PERGUNTAS PARA RESPONDER:
A: Segundo o texto sobre o silêncio, por que o silêncio, em certos momentos, é ainda mais agressivo? Responda em uma a três frases.
B: Diga se cada frase abaixo concorda com o texto sobre o silêncio. Responda sim ou não e cite as palavras do texto que decidem.
(i) O mundo descrito no texto conserva a dor.
(ii) Para o texto, ser agressivo é rebater o que o outro pensa.
(iii) Os olhos entregam o que a boca e a escrita não dizem.
C: Continue o texto sobre o silêncio a partir da última frase.

TEXTO PARA REVISÃO:
+===+

Por Eliane Camargo
A escrita carrega de nós aquilo que nos transborda ou nos falta no momento. E, mesmo que nos afastemos, ao escrever sobre algo fora do que sentimos é quase como nos amputar um pedaço.
Hoje, escrevo os rascunhos do que sinto.
Escrevo “as/aos” que assim como eu, não sabem esconder sentimentos. Se minha boca não fala, se minha escrita não diz, meus olhos entregam. Mesmo que eu os tente guardar, eles se impõem.
Se, por um lado a minha voz, meus gestos afagam, por outro, não me contenho ao ouvir ou presenciar a barbárie sendo romantizada. Me entrego a minha sinceridade tortuosa, mal-educada, não meço palavras.
Vivemos em um mundo que maquia o que pensa, filtra o que diz, mas conserva a dor. Enfeita violências com palavras doces. Frases que em nome do “discurso democrático”, podem ser reacionárias, homofóbicas, opressoras, desde que digam isso com educação. Segundo este pensar: “Agressiva/o” é quem combate a normalização das violências.
Desde quando ter humanidade, lutar contra injustiças, passou a ser ofensa?
O silêncio pode até ser educado, mas em certos momentos, ele é ainda mais agressivo. Quando debatemos ideias que são contrárias e o silêncio aparece. É como se ele nos dissesse: – Fale o que quiser, não vou ouvir. A tua voz não importa!-
Agressivo não é rebater o que o outro pensa, mas impedir que fale. Silenciar a sua voz, não se importar com a sua dor.
A indiferença dói. O não dito, também é violento.

+===+

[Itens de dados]
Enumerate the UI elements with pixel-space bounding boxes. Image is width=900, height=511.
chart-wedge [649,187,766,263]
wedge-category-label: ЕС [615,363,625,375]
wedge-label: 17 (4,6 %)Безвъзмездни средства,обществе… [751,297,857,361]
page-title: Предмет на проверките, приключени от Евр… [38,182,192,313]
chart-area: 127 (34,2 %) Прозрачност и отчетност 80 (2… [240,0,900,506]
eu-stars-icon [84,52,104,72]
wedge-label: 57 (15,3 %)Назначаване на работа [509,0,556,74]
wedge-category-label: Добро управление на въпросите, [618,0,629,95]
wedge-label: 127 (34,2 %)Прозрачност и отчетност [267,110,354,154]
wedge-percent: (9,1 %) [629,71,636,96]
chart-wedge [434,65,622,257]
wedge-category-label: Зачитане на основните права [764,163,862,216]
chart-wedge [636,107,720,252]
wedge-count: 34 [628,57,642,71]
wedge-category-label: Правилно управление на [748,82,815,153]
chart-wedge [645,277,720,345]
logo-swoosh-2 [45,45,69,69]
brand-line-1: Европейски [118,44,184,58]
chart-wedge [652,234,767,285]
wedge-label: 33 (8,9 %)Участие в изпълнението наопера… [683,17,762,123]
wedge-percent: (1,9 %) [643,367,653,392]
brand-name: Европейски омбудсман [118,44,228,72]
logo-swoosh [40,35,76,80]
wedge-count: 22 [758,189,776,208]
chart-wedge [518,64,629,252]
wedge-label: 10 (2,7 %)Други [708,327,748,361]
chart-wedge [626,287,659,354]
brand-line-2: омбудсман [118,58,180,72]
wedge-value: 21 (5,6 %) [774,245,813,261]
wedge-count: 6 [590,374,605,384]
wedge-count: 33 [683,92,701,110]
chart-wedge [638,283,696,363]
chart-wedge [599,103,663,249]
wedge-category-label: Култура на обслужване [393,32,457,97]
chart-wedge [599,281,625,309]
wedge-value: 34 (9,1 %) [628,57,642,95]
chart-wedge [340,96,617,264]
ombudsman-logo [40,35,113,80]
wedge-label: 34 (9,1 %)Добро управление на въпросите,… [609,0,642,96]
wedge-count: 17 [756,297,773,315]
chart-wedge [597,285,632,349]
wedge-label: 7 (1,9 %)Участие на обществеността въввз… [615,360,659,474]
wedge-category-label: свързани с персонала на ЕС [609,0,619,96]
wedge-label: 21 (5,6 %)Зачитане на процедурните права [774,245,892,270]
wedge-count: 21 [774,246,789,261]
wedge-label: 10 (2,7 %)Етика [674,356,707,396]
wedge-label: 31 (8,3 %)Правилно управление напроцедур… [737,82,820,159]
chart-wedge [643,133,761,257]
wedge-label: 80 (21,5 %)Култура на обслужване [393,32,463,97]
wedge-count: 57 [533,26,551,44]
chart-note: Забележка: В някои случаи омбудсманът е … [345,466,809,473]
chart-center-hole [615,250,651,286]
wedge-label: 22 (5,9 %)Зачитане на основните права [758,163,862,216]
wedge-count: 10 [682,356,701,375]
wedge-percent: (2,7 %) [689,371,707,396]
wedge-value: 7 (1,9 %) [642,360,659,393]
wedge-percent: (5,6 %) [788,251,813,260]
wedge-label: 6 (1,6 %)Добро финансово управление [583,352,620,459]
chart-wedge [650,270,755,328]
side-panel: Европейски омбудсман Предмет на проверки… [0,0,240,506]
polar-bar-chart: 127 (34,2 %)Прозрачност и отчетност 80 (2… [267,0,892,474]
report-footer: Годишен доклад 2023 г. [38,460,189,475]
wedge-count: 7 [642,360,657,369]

+===+

RESPOSTAS RESOLVIDAS:
A: Porque, quando se debatem ideias contrárias e o silêncio aparece, é como se ele dissesse: "Fale o que quiser, não vou ouvir. A tua voz não importa!". Assim, ele impede que o outro fale e mostra que não se importa com a sua dor.

B:
(i) Sim: "Vivemos em um mundo que maquia o que pensa, filtra o que diz, mas conserva a dor."
(ii) Não: "Agressivo não é rebater o que o outro pensa, mas impedir que fale."
(iii) Sim: "Se minha boca não fala, se minha escrita não diz, meus olhos entregam."

C:
Escrevo com sangue nos olhos. A verdade não me permite escrever de outra forma. Aqui dentro, o coração anseia por revolução, mas do lado de fora, o mundo continua conserva(dor).
As pessoas convivem com quem não gostam porque é educado. Mantém relacionamentos sem amor, porque possuem medo de recomeçar. Se perdem em seus egos, que chamam de autoestima, pela covardia em reconhecer que precisam do outro. Remendam palavras, atitudes… Mesmo com o coração aos pedaços, atualizam os seus stories com sorrisos falsos, com uma felicidade pedante. Atrás da maquiagem, dos filtros, mentem para a realidade, mentem para si mesmas. Esta é a lógica deste mundo “civilizado”: Não ser, mas parecer.
Sinto que o meu compromisso já não é mais com esta sociedade, com nenhuma instituição, porque todas foram atrofiadas pelas mazelas capitalistas, pelos falsos moralismos e pelas tantas violências. Não! A isso, já não deposito mais esperanças. Esta sociedade, que lucra com a dor do outro, já nasceu fadada ao fracasso. Não se pode remendar trapos e achar que terá algo novo.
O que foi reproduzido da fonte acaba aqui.